What to do:
Scan the lines below for the string "recording" and report how many lines contain it, giving only the number.

Given records:
____

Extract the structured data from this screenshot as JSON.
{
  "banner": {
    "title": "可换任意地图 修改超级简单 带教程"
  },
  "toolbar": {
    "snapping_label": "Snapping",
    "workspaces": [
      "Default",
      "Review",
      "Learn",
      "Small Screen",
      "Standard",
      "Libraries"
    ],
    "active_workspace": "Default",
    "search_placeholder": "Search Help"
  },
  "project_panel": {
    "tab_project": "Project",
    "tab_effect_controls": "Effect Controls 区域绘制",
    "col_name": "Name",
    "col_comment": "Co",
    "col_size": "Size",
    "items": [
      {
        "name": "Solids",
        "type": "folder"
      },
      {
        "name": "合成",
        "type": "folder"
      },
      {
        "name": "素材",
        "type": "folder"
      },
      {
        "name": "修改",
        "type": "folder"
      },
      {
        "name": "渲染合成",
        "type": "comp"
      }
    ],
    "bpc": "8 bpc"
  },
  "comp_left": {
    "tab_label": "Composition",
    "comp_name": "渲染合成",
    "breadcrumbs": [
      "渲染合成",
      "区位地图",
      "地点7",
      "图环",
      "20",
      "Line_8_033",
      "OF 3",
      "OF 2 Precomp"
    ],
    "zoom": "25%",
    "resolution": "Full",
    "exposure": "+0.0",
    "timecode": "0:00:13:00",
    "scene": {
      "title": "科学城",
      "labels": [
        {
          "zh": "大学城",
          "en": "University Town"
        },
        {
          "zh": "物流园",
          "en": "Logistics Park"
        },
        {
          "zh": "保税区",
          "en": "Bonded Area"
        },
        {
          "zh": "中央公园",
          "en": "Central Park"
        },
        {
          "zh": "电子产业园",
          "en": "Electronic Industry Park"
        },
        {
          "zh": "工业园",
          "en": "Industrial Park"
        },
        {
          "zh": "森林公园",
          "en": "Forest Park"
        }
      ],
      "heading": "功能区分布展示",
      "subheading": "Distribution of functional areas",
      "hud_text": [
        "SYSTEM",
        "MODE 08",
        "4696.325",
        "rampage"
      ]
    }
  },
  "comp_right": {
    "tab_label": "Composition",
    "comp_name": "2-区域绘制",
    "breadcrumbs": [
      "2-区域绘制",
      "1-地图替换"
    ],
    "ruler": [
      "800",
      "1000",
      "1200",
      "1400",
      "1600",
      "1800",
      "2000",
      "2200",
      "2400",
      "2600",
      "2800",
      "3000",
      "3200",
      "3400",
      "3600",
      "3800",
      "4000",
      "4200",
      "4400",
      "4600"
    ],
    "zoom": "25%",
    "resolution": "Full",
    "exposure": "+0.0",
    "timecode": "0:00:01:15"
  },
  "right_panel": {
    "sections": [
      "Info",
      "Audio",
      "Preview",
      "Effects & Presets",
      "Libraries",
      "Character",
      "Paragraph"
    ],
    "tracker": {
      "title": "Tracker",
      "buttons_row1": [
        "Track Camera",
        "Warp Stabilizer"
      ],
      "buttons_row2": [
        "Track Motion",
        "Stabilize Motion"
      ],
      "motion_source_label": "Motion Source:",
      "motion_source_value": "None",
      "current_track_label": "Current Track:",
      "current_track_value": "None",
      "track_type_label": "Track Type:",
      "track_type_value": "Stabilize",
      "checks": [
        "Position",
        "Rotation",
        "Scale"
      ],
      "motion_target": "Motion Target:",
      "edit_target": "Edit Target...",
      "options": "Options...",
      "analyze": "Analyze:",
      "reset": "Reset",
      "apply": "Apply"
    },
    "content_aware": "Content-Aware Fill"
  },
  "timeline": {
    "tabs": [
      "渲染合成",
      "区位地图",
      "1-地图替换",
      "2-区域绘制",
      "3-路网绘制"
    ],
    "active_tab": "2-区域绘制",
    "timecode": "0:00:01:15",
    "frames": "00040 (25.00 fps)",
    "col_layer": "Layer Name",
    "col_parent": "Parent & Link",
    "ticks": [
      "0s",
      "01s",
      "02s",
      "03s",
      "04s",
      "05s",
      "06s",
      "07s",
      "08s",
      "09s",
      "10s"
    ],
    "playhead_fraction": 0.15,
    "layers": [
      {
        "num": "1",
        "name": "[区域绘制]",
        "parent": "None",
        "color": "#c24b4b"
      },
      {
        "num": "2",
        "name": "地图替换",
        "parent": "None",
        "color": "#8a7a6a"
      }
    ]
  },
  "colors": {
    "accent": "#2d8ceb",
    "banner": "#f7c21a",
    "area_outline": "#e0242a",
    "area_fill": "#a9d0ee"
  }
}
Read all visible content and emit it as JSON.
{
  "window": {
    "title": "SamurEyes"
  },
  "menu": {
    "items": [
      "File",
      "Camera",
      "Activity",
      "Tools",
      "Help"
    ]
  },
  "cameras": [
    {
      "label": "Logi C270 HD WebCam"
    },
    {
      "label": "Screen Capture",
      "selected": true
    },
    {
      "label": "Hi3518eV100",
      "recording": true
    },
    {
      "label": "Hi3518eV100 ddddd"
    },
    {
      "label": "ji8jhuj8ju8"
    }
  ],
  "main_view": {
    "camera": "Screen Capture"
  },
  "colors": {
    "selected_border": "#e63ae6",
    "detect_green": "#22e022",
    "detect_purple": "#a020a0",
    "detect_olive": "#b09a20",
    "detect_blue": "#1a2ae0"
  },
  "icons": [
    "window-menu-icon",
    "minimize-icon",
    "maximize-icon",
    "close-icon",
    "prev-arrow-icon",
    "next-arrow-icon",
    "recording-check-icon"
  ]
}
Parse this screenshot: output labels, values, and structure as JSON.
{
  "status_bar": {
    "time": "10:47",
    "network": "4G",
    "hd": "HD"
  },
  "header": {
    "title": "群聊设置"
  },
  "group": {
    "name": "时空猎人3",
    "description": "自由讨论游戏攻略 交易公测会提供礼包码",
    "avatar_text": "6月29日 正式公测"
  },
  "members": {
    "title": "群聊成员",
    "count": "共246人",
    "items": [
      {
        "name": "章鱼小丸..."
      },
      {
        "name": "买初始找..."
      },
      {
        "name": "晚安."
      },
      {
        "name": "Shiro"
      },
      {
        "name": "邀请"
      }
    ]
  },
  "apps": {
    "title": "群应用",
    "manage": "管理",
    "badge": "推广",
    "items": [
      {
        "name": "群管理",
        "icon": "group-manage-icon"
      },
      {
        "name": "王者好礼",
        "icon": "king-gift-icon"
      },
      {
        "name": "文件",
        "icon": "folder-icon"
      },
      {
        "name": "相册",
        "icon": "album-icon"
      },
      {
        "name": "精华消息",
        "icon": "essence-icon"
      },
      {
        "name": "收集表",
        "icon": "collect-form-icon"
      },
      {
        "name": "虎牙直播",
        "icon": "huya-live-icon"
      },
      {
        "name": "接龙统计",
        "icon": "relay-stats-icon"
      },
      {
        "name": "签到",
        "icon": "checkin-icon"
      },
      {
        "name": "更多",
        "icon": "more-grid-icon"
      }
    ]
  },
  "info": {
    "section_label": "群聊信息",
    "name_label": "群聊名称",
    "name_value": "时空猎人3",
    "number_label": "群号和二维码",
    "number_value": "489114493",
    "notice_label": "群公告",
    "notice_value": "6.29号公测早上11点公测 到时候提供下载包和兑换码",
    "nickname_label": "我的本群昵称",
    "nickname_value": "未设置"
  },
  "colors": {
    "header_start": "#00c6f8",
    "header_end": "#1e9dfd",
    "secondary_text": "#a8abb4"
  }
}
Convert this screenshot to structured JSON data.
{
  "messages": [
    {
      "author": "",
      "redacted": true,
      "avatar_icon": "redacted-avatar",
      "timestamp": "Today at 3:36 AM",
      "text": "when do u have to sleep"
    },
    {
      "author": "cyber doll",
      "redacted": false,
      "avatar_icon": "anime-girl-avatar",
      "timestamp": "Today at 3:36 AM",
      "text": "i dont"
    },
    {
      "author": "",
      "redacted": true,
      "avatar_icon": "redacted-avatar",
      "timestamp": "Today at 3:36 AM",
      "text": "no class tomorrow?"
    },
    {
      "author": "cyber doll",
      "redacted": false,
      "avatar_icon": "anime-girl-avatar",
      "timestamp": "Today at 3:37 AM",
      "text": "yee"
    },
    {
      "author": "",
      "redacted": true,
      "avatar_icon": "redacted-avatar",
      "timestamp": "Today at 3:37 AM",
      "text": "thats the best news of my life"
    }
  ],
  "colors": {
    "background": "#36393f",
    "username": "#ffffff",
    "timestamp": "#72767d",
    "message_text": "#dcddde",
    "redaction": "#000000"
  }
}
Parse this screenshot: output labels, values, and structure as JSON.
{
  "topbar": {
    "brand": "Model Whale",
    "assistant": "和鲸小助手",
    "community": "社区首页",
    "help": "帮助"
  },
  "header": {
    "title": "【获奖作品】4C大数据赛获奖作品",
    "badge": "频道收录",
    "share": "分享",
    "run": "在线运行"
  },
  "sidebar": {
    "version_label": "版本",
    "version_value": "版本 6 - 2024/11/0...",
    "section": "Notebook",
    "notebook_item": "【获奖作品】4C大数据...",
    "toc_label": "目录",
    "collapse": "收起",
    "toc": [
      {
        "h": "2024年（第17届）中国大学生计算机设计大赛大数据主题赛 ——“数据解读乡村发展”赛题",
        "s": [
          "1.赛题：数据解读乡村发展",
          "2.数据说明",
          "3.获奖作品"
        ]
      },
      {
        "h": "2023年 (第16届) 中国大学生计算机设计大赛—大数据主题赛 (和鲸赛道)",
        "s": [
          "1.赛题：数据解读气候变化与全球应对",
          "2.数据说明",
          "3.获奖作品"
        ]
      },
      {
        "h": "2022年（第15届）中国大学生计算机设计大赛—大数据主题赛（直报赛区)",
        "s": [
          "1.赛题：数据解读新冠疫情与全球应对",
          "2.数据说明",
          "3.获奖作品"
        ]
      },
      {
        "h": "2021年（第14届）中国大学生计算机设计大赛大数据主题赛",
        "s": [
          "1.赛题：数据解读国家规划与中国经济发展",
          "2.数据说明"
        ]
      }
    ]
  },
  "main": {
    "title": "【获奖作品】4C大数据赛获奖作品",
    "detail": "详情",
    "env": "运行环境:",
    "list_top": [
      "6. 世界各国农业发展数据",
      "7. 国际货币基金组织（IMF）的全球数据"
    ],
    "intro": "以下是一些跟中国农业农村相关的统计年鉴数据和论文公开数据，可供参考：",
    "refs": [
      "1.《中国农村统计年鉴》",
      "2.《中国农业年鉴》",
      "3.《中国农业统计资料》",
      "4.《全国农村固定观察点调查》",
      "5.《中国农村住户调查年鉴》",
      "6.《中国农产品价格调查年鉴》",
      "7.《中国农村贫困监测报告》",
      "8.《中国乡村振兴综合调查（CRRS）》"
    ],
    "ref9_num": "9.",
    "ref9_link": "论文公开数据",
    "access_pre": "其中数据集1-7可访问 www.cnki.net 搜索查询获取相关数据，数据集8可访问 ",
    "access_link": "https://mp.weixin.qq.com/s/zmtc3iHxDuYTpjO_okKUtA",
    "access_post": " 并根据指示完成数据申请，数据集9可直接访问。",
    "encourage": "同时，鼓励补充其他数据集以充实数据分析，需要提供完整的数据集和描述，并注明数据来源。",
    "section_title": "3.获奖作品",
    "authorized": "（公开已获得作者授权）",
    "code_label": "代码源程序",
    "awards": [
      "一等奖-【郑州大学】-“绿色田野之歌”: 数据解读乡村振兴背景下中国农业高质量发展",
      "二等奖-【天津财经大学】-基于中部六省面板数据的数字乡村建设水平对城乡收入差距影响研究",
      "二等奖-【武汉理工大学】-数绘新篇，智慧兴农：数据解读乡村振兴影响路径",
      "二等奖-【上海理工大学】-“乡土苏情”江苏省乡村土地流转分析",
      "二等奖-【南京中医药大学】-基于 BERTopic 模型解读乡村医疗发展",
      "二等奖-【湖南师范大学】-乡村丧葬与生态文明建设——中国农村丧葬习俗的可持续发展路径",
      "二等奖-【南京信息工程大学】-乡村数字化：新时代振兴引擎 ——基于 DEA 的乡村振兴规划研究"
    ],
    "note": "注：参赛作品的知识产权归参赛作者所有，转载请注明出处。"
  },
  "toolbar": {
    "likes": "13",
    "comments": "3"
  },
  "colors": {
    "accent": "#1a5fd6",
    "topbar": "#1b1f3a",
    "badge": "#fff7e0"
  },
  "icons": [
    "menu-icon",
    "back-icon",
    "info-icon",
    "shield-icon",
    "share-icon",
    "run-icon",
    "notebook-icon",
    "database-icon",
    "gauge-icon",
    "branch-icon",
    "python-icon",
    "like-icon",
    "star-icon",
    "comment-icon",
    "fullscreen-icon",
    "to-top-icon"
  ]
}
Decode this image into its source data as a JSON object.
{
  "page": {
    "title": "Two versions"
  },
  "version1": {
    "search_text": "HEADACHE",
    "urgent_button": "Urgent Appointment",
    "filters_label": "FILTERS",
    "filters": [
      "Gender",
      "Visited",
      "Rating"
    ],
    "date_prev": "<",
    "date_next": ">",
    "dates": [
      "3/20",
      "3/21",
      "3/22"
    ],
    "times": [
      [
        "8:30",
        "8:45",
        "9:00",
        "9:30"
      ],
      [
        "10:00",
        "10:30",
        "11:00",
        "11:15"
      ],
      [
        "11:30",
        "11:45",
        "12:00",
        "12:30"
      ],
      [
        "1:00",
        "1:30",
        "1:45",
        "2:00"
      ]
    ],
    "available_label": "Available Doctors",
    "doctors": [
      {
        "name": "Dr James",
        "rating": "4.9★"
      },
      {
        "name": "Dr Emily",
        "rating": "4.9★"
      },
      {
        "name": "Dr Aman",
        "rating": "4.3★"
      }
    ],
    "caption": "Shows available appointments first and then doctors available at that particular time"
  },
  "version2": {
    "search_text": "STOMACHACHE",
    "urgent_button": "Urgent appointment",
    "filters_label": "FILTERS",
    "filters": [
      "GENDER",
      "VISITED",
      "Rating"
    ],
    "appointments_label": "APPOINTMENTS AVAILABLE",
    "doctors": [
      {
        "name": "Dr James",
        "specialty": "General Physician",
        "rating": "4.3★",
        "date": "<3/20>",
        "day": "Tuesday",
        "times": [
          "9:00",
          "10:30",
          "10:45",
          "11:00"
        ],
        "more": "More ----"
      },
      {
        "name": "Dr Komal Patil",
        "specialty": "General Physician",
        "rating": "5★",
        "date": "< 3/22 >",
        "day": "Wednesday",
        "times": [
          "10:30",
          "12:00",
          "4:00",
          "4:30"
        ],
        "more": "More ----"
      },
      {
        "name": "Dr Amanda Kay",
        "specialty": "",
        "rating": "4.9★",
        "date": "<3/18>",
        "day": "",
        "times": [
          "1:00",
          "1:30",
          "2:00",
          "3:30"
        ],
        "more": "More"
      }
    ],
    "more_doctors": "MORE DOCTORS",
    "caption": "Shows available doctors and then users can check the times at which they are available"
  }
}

____

Written reply:
2